→ GIVEN INFORMATION
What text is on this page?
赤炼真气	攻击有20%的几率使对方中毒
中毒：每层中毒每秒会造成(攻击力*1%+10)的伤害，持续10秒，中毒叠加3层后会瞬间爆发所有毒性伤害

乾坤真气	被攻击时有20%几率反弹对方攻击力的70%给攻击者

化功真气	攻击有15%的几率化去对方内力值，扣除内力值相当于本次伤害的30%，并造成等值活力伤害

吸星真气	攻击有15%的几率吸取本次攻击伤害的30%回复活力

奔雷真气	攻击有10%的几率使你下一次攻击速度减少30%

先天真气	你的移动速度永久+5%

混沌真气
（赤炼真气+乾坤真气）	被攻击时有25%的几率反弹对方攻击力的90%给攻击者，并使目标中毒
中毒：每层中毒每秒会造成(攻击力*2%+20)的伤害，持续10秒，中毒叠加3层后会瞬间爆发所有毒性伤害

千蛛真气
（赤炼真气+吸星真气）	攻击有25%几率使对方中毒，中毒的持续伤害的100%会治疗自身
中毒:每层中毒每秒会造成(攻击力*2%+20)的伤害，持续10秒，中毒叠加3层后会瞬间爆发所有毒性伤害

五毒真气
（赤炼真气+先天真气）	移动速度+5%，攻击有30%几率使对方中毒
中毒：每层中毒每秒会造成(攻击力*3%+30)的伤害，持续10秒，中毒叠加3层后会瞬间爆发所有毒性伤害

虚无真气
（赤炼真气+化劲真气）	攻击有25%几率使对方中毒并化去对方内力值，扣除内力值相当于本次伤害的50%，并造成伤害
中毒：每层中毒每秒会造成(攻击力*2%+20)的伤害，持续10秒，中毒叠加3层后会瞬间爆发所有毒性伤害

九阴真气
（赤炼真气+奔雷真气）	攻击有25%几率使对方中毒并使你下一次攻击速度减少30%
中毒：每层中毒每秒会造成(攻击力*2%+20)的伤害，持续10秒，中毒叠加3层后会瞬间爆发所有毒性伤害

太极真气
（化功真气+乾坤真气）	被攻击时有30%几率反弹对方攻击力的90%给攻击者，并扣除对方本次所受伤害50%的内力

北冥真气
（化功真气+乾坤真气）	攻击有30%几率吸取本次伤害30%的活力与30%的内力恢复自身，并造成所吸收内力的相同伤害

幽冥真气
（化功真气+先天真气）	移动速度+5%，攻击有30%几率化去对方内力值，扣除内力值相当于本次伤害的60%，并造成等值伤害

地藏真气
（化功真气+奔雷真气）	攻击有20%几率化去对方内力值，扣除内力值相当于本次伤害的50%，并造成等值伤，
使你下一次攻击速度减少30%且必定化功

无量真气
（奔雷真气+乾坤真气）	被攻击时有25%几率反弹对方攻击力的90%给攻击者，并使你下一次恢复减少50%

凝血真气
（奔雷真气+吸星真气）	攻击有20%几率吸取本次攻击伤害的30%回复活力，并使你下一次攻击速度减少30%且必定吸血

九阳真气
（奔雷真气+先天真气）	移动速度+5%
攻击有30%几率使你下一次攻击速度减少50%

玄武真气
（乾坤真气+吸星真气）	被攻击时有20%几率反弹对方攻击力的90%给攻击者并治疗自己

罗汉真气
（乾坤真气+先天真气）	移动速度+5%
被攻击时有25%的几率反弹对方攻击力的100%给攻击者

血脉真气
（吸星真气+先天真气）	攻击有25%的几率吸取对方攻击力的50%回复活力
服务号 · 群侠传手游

→ EXERCISE TASK
Every record above should be output exactly.

→ ANSWER TO THE TASK
What text is on this page?
赤炼真气	攻击有20%的几率使对方中毒
中毒：每层中毒每秒会造成(攻击力*1%+10)的伤害，持续10秒，中毒叠加3层后会瞬间爆发所有毒性伤害

乾坤真气	被攻击时有20%几率反弹对方攻击力的70%给攻击者

化功真气	攻击有15%的几率化去对方内力值，扣除内力值相当于本次伤害的30%，并造成等值活力伤害

吸星真气	攻击有15%的几率吸取本次攻击伤害的30%回复活力

奔雷真气	攻击有10%的几率使你下一次攻击速度减少30%

先天真气	你的移动速度永久+5%

混沌真气
（赤炼真气+乾坤真气）	被攻击时有25%的几率反弹对方攻击力的90%给攻击者，并使目标中毒
中毒：每层中毒每秒会造成(攻击力*2%+20)的伤害，持续10秒，中毒叠加3层后会瞬间爆发所有毒性伤害

千蛛真气
（赤炼真气+吸星真气）	攻击有25%几率使对方中毒，中毒的持续伤害的100%会治疗自身
中毒:每层中毒每秒会造成(攻击力*2%+20)的伤害，持续10秒，中毒叠加3层后会瞬间爆发所有毒性伤害

五毒真气
（赤炼真气+先天真气）	移动速度+5%，攻击有30%几率使对方中毒
中毒：每层中毒每秒会造成(攻击力*3%+30)的伤害，持续10秒，中毒叠加3层后会瞬间爆发所有毒性伤害

虚无真气
（赤炼真气+化劲真气）	攻击有25%几率使对方中毒并化去对方内力值，扣除内力值相当于本次伤害的50%，并造成伤害
中毒：每层中毒每秒会造成(攻击力*2%+20)的伤害，持续10秒，中毒叠加3层后会瞬间爆发所有毒性伤害

九阴真气
（赤炼真气+奔雷真气）	攻击有25%几率使对方中毒并使你下一次攻击速度减少30%
中毒：每层中毒每秒会造成(攻击力*2%+20)的伤害，持续10秒，中毒叠加3层后会瞬间爆发所有毒性伤害

太极真气
（化功真气+乾坤真气）	被攻击时有30%几率反弹对方攻击力的90%给攻击者，并扣除对方本次所受伤害50%的内力

北冥真气
（化功真气+乾坤真气）	攻击有30%几率吸取本次伤害30%的活力与30%的内力恢复自身，并造成所吸收内力的相同伤害

幽冥真气
（化功真气+先天真气）	移动速度+5%，攻击有30%几率化去对方内力值，扣除内力值相当于本次伤害的60%，并造成等值伤害

地藏真气
（化功真气+奔雷真气）	攻击有20%几率化去对方内力值，扣除内力值相当于本次伤害的50%，并造成等值伤，
使你下一次攻击速度减少30%且必定化功

无量真气
（奔雷真气+乾坤真气）	被攻击时有25%几率反弹对方攻击力的90%给攻击者，并使你下一次恢复减少50%

凝血真气
（奔雷真气+吸星真气）	攻击有20%几率吸取本次攻击伤害的30%回复活力，并使你下一次攻击速度减少30%且必定吸血

九阳真气
（奔雷真气+先天真气）	移动速度+5%
攻击有30%几率使你下一次攻击速度减少50%

玄武真气
（乾坤真气+吸星真气）	被攻击时有20%几率反弹对方攻击力的90%给攻击者并治疗自己

罗汉真气
（乾坤真气+先天真气）	移动速度+5%
被攻击时有25%的几率反弹对方攻击力的100%给攻击者

血脉真气
（吸星真气+先天真气）	攻击有25%的几率吸取对方攻击力的50%回复活力
服务号 · 群侠传手游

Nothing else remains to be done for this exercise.